Records follow. Select each line holding "accoucheur".

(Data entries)
....
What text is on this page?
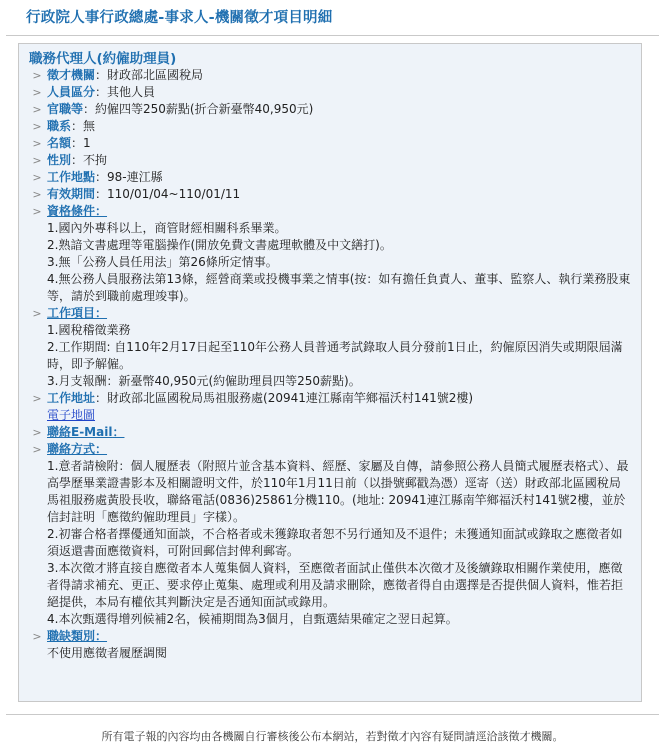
行政院人事行政總處-事求人-機關徵才項目明細
職務代理人(約僱助理員)
> 徵才機關 ： 財政部北區國稅局
> 人員區分 ： 其他人員
> 官職等 ： 約僱四等250薪點(折合新臺幣40,950元)
> 職系 ： 無
> 名額 ： 1
> 性別 ： 不拘
> 工作地點 ： 98-連江縣
> 有效期間 ： 110/01/04~110/01/11
> 資格條件 ：

1.國內外專科以上，商管財經相關科系畢業。

2.熟諳文書處理等電腦操作(開放免費文書處理軟體及中文繕打)。

3.無「公務人員任用法」第26條所定情事。

4.無公務人員服務法第13條，經營商業或投機事業之情事(按：如有擔任負責人、董事、監察人、執行業務股東等，請於到職前處理竣事)。

> 工作項目 ：

1.國稅稽徵業務

2.工作期間: 自110年2月17日起至110年公務人員普通考試錄取人員分發前1日止，約僱原因消失或期限屆滿時，即予解僱。

3.月支報酬：新臺幣40,950元(約僱助理員四等250薪點)。

> 工作地址 ： 財政部北區國稅局馬祖服務處(20941連江縣南竿鄉福沃村141號2樓)
電子地圖
> 聯絡E-Mail ：
> 聯絡方式 ：

1.意者請檢附：個人履歷表（附照片並含基本資料、經歷、家屬及自傳，請參照公務人員簡式履歷表格式）、最高學歷畢業證書影本及相關證明文件，於110年1月11日前（以掛號郵戳為憑）逕寄（送）財政部北區國稅局馬祖服務處黃股長收，聯絡電話(0836)25861分機110。(地址: 20941連江縣南竿鄉福沃村141號2樓，並於信封註明「應徵約僱助理員」字樣）。

2.初審合格者擇優通知面談，不合格者或未獲錄取者恕不另行通知及不退件；未獲通知面試或錄取之應徵者如須返還書面應徵資料，可附回郵信封俾利郵寄。

3.本次徵才將直接自應徵者本人蒐集個人資料，至應徵者面試止僅供本次徵才及後續錄取相關作業使用，應徵者得請求補充、更正、要求停止蒐集、處理或利用及請求刪除，應徵者得自由選擇是否提供個人資料，惟若拒絕提供，本局有權依其判斷決定是否通知面試或錄用。

4.本次甄選得增列候補2名，候補期間為3個月，自甄選結果確定之翌日起算。

> 職缺類別 ：

不使用應徵者履歷調閱

所有電子報的內容均由各機關自行審核後公布本網站，若對徵才內容有疑問請逕洽該徵才機關。
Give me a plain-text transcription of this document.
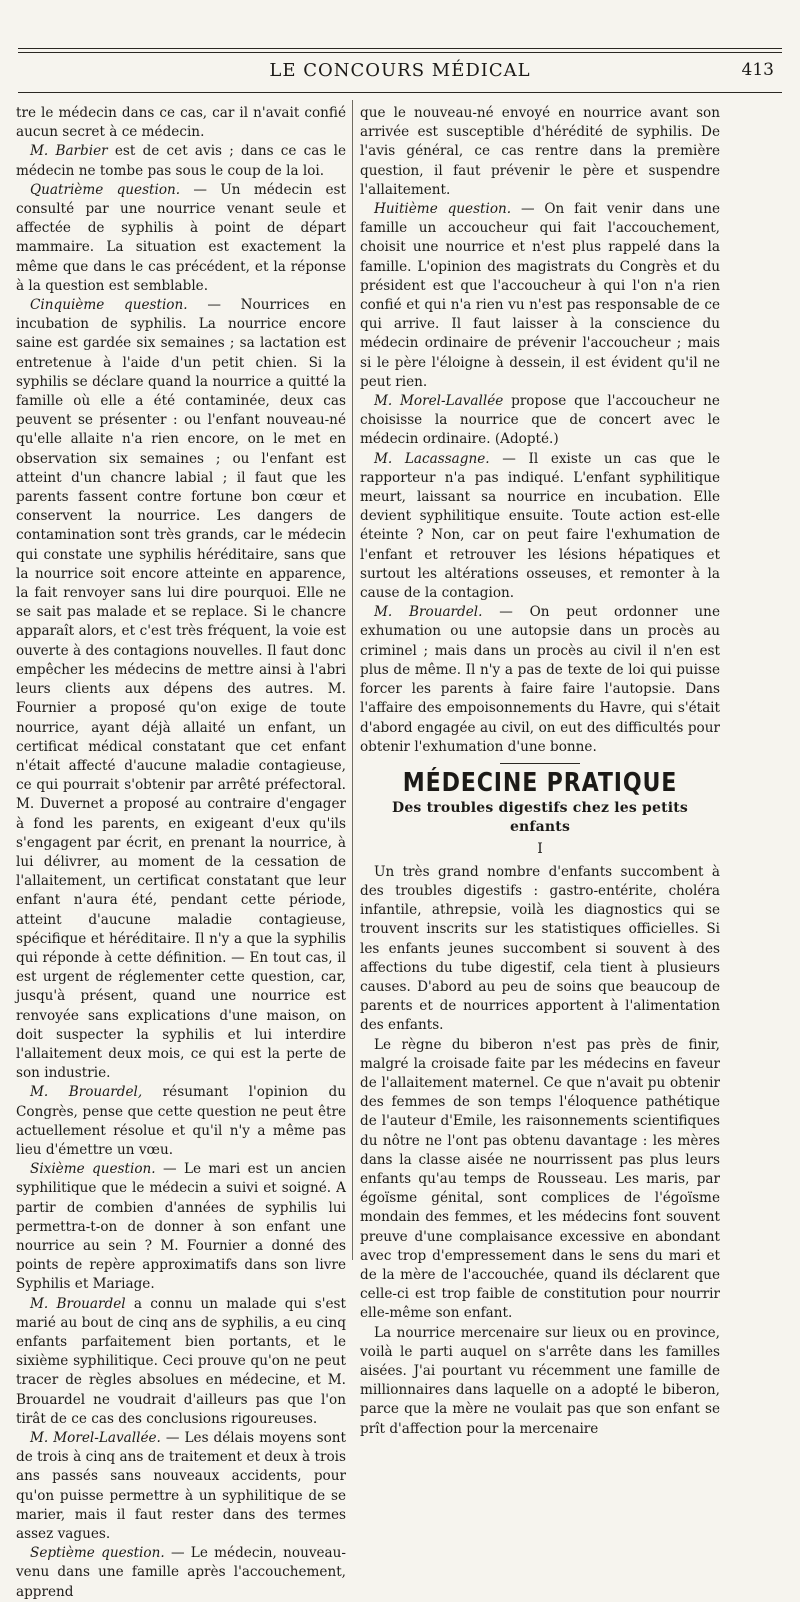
LE CONCOURS MÉDICAL	413

tre le médecin dans ce cas, car il n'avait confié aucun secret à ce médecin.

M. Barbier est de cet avis ; dans ce cas le médecin ne tombe pas sous le coup de la loi.

Quatrième question. — Un médecin est consulté par une nourrice venant seule et affectée de syphilis à point de départ mammaire. La situation est exactement la même que dans le cas précédent, et la réponse à la question est semblable.

Cinquième question. — Nourrices en incubation de syphilis. La nourrice encore saine est gardée six semaines ; sa lactation est entretenue à l'aide d'un petit chien. Si la syphilis se déclare quand la nourrice a quitté la famille où elle a été contaminée, deux cas peuvent se présenter : ou l'enfant nouveau-né qu'elle allaite n'a rien encore, on le met en observation six semaines ; ou l'enfant est atteint d'un chancre labial ; il faut que les parents fassent contre fortune bon cœur et conservent la nourrice. Les dangers de contamination sont très grands, car le médecin qui constate une syphilis héréditaire, sans que la nourrice soit encore atteinte en apparence, la fait renvoyer sans lui dire pourquoi. Elle ne se sait pas malade et se replace. Si le chancre apparaît alors, et c'est très fréquent, la voie est ouverte à des contagions nouvelles. Il faut donc empêcher les médecins de mettre ainsi à l'abri leurs clients aux dépens des autres. M. Fournier a proposé qu'on exige de toute nourrice, ayant déjà allaité un enfant, un certificat médical constatant que cet enfant n'était affecté d'aucune maladie contagieuse, ce qui pourrait s'obtenir par arrêté préfectoral. M. Duvernet a proposé au contraire d'engager à fond les parents, en exigeant d'eux qu'ils s'engagent par écrit, en prenant la nourrice, à lui délivrer, au moment de la cessation de l'allaitement, un certificat constatant que leur enfant n'aura été, pendant cette période, atteint d'aucune maladie contagieuse, spécifique et héréditaire. Il n'y a que la syphilis qui réponde à cette définition. — En tout cas, il est urgent de réglementer cette question, car, jusqu'à présent, quand une nourrice est renvoyée sans explications d'une maison, on doit suspecter la syphilis et lui interdire l'allaitement deux mois, ce qui est la perte de son industrie.

M. Brouardel, résumant l'opinion du Congrès, pense que cette question ne peut être actuellement résolue et qu'il n'y a même pas lieu d'émettre un vœu.

Sixième question. — Le mari est un ancien syphilitique que le médecin a suivi et soigné. A partir de combien d'années de syphilis lui permettra-t-on de donner à son enfant une nourrice au sein ? M. Fournier a donné des points de repère approximatifs dans son livre Syphilis et Mariage.

M. Brouardel a connu un malade qui s'est marié au bout de cinq ans de syphilis, a eu cinq enfants parfaitement bien portants, et le sixième syphilitique. Ceci prouve qu'on ne peut tracer de règles absolues en médecine, et M. Brouardel ne voudrait d'ailleurs pas que l'on tirât de ce cas des conclusions rigoureuses.

M. Morel-Lavallée. — Les délais moyens sont de trois à cinq ans de traitement et deux à trois ans passés sans nouveaux accidents, pour qu'on puisse permettre à un syphilitique de se marier, mais il faut rester dans des termes assez vagues.

Septième question. — Le médecin, nouveau-venu dans une famille après l'accouchement, apprend

que le nouveau-né envoyé en nourrice avant son arrivée est susceptible d'hérédité de syphilis. De l'avis général, ce cas rentre dans la première question, il faut prévenir le père et suspendre l'allaitement.

Huitième question. — On fait venir dans une famille un accoucheur qui fait l'accouchement, choisit une nourrice et n'est plus rappelé dans la famille. L'opinion des magistrats du Congrès et du président est que l'accoucheur à qui l'on n'a rien confié et qui n'a rien vu n'est pas responsable de ce qui arrive. Il faut laisser à la conscience du médecin ordinaire de prévenir l'accoucheur ; mais si le père l'éloigne à dessein, il est évident qu'il ne peut rien.

M. Morel-Lavallée propose que l'accoucheur ne choisisse la nourrice que de concert avec le médecin ordinaire. (Adopté.)

M. Lacassagne. — Il existe un cas que le rapporteur n'a pas indiqué. L'enfant syphilitique meurt, laissant sa nourrice en incubation. Elle devient syphilitique ensuite. Toute action est-elle éteinte ? Non, car on peut faire l'exhumation de l'enfant et retrouver les lésions hépatiques et surtout les altérations osseuses, et remonter à la cause de la contagion.

M. Brouardel. — On peut ordonner une exhumation ou une autopsie dans un procès au criminel ; mais dans un procès au civil il n'en est plus de même. Il n'y a pas de texte de loi qui puisse forcer les parents à faire faire l'autopsie. Dans l'affaire des empoisonnements du Havre, qui s'était d'abord engagée au civil, on eut des difficultés pour obtenir l'exhumation d'une bonne.

MÉDECINE PRATIQUE
Des troubles digestifs chez les petits enfants
I

Un très grand nombre d'enfants succombent à des troubles digestifs : gastro-entérite, choléra infantile, athrepsie, voilà les diagnostics qui se trouvent inscrits sur les statistiques officielles. Si les enfants jeunes succombent si souvent à des affections du tube digestif, cela tient à plusieurs causes. D'abord au peu de soins que beaucoup de parents et de nourrices apportent à l'alimentation des enfants.

Le règne du biberon n'est pas près de finir, malgré la croisade faite par les médecins en faveur de l'allaitement maternel. Ce que n'avait pu obtenir des femmes de son temps l'éloquence pathétique de l'auteur d'Emile, les raisonnements scientifiques du nôtre ne l'ont pas obtenu davantage : les mères dans la classe aisée ne nourrissent pas plus leurs enfants qu'au temps de Rousseau. Les maris, par égoïsme génital, sont complices de l'égoïsme mondain des femmes, et les médecins font souvent preuve d'une complaisance excessive en abondant avec trop d'empressement dans le sens du mari et de la mère de l'accouchée, quand ils déclarent que celle-ci est trop faible de constitution pour nourrir elle-même son enfant.

La nourrice mercenaire sur lieux ou en province, voilà le parti auquel on s'arrête dans les familles aisées. J'ai pourtant vu récemment une famille de millionnaires dans laquelle on a adopté le biberon, parce que la mère ne voulait pas que son enfant se prît d'affection pour la mercenaire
....
**TASK RESULT:**
Huitième question. — On fait venir dans une famille un accoucheur qui fait l'accouchement, choisit une nourrice et n'est plus rappelé dans la famille. L'opinion des magistrats du Congrès et du président est que l'accoucheur à qui l'on n'a rien confié et qui n'a rien vu n'est pas responsable de ce qui arrive. Il faut laisser à la conscience du médecin ordinaire de prévenir l'accoucheur ; mais si le père l'éloigne à dessein, il est évident qu'il ne peut rien.
M. Morel-Lavallée propose que l'accoucheur ne choisisse la nourrice que de concert avec le médecin ordinaire. (Adopté.)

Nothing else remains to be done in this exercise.